--- Start ---

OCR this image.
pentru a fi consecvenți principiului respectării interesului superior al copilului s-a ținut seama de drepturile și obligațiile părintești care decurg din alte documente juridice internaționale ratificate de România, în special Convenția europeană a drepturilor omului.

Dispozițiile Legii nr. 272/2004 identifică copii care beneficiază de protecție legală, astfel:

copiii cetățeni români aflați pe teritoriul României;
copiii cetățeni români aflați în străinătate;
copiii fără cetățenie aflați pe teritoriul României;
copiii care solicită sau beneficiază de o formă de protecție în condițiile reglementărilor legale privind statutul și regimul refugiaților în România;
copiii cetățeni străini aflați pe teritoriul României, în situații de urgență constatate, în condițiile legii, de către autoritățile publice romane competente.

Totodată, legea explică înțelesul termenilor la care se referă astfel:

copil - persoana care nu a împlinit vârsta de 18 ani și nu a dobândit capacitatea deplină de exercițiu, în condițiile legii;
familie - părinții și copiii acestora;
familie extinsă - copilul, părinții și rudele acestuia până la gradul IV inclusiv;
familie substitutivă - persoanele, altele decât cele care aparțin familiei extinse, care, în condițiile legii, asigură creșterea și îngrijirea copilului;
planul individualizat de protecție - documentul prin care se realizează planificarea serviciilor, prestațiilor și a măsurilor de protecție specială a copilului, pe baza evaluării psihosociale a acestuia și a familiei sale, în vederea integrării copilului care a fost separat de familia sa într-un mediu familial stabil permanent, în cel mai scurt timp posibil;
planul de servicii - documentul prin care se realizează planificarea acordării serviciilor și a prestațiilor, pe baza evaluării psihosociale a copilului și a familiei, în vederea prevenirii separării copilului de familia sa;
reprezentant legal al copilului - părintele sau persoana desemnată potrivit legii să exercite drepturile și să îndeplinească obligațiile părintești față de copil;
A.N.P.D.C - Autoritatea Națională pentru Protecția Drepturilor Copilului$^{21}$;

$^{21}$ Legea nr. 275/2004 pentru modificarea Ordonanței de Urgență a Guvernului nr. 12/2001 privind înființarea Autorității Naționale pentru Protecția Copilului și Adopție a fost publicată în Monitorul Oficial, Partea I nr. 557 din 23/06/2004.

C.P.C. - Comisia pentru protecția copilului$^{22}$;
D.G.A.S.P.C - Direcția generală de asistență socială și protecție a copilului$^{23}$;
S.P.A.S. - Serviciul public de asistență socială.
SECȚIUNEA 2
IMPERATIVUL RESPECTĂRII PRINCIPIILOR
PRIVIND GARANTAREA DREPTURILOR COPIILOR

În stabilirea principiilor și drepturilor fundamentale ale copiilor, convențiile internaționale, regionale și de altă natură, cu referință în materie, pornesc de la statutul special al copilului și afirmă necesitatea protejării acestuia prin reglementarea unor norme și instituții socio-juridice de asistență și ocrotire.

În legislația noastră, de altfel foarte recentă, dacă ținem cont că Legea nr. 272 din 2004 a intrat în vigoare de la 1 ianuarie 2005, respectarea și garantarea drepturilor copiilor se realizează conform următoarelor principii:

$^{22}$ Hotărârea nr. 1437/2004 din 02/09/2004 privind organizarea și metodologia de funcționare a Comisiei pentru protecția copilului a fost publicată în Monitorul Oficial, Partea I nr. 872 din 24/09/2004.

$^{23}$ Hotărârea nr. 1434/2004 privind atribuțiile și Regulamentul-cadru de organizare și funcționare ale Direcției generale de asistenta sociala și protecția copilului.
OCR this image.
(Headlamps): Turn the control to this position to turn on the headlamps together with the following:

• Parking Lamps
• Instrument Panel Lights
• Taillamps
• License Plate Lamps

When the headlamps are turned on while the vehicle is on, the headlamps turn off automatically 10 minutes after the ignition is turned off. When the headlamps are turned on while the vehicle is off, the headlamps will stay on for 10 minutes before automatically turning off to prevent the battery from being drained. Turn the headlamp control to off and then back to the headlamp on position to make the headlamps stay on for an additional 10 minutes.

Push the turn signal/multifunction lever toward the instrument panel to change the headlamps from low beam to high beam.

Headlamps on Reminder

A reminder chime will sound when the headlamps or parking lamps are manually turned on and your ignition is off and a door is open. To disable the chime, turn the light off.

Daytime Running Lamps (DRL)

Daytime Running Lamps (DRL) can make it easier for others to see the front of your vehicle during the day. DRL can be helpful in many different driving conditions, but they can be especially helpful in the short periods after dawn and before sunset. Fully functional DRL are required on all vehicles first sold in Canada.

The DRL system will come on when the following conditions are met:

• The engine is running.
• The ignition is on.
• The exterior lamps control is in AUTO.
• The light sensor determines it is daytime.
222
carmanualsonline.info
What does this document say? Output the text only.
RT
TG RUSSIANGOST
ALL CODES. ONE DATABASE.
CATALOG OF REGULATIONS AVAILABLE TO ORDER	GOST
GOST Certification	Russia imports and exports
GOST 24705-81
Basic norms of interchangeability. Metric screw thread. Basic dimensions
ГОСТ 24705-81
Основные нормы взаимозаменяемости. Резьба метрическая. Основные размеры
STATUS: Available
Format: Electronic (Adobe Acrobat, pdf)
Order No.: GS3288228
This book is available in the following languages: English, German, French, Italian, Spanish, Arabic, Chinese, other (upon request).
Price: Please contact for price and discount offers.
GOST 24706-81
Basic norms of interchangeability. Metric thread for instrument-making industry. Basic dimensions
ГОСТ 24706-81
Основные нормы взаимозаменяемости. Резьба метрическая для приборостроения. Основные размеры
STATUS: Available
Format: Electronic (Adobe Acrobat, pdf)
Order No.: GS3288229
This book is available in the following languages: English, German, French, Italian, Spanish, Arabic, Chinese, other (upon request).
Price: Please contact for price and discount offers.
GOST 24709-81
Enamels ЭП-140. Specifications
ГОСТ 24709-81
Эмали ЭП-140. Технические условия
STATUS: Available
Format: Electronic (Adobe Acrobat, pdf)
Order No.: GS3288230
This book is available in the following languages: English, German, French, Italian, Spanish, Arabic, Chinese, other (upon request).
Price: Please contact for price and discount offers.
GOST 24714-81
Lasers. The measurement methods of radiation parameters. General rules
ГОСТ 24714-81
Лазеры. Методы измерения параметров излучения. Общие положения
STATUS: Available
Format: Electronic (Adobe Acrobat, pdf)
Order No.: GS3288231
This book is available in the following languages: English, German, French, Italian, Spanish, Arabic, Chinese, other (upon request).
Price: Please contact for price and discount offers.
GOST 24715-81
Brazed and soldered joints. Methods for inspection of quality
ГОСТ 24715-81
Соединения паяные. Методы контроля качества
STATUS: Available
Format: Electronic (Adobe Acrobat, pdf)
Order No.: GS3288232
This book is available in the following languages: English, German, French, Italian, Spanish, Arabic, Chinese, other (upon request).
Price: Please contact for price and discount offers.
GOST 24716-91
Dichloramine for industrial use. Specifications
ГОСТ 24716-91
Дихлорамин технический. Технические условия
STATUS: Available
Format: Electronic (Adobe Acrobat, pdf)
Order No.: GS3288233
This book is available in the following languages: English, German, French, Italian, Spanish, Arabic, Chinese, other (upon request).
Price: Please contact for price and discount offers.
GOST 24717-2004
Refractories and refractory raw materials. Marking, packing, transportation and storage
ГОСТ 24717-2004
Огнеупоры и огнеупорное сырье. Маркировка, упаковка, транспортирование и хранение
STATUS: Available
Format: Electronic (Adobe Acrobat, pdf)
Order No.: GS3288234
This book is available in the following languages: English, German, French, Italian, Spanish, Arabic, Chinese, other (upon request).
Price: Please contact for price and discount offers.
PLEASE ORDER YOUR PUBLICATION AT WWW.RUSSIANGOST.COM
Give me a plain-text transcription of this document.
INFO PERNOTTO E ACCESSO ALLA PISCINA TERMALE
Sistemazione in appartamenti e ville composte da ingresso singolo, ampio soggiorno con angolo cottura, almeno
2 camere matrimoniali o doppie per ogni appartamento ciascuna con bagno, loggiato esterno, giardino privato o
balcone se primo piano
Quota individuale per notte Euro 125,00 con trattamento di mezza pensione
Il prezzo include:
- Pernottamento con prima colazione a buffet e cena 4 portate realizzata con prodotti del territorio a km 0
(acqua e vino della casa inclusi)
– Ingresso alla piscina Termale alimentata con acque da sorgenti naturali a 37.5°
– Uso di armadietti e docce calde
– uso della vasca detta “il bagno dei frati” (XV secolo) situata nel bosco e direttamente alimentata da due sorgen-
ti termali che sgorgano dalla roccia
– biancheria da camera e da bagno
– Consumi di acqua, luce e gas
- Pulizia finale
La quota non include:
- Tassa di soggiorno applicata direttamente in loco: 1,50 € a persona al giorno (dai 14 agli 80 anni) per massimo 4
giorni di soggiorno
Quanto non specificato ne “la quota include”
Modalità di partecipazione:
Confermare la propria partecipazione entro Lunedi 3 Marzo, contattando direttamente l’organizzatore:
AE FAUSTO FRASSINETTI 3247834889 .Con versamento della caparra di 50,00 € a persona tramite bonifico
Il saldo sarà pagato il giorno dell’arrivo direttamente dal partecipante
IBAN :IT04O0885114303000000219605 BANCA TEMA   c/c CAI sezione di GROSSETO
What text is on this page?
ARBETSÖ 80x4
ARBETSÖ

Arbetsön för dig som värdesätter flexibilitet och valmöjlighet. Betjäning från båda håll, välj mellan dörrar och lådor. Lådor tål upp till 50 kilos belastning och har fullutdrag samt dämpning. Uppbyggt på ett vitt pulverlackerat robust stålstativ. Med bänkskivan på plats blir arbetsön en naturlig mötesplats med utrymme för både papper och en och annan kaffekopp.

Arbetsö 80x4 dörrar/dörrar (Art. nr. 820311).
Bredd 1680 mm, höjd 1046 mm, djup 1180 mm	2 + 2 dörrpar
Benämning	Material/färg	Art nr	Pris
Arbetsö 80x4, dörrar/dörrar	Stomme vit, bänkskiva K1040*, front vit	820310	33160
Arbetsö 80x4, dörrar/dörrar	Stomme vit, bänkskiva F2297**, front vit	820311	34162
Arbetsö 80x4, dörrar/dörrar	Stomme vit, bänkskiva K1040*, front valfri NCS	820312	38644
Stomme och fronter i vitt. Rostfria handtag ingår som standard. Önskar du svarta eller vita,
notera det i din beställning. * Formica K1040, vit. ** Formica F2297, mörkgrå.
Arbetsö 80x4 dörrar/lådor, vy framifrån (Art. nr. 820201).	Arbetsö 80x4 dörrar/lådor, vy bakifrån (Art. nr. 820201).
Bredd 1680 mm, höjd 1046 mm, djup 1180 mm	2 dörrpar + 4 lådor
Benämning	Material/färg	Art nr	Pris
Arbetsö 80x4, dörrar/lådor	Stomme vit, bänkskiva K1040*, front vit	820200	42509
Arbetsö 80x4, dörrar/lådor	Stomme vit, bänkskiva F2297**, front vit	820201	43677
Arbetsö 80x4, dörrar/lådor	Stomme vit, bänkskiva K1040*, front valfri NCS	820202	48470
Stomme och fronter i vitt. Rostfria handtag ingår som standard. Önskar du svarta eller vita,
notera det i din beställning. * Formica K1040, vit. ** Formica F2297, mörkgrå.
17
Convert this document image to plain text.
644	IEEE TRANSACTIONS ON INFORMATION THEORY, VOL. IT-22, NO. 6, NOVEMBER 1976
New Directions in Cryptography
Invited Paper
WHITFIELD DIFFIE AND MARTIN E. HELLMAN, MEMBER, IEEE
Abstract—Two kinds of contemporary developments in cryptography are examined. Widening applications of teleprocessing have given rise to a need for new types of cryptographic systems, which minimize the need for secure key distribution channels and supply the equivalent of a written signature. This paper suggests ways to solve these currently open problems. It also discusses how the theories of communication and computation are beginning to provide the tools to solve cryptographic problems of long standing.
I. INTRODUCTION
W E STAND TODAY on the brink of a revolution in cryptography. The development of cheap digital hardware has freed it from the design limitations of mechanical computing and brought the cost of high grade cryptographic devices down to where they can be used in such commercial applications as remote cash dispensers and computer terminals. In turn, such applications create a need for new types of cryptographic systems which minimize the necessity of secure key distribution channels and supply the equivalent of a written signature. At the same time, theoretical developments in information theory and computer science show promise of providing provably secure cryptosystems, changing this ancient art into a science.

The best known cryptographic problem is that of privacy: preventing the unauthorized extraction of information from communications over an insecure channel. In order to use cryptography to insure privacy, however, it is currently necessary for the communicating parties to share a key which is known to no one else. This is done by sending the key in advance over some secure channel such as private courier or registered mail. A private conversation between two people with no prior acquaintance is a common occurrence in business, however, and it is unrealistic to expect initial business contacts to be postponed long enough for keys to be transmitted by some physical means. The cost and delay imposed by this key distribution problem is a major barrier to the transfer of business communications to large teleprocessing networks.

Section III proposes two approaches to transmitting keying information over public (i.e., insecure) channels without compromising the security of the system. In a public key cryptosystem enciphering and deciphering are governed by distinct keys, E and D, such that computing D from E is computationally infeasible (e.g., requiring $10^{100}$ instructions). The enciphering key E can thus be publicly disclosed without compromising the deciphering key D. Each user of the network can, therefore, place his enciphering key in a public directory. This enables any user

--- End ---

Your task ▸ Which lines above contain the word "взаимозаменяемости"? Copy each of them.

Task result ▸
Основные нормы взаимозаменяемости. Резьба метрическая. Основные размеры
Основные нормы взаимозаменяемости. Резьба метрическая для приборостроения. Основные размеры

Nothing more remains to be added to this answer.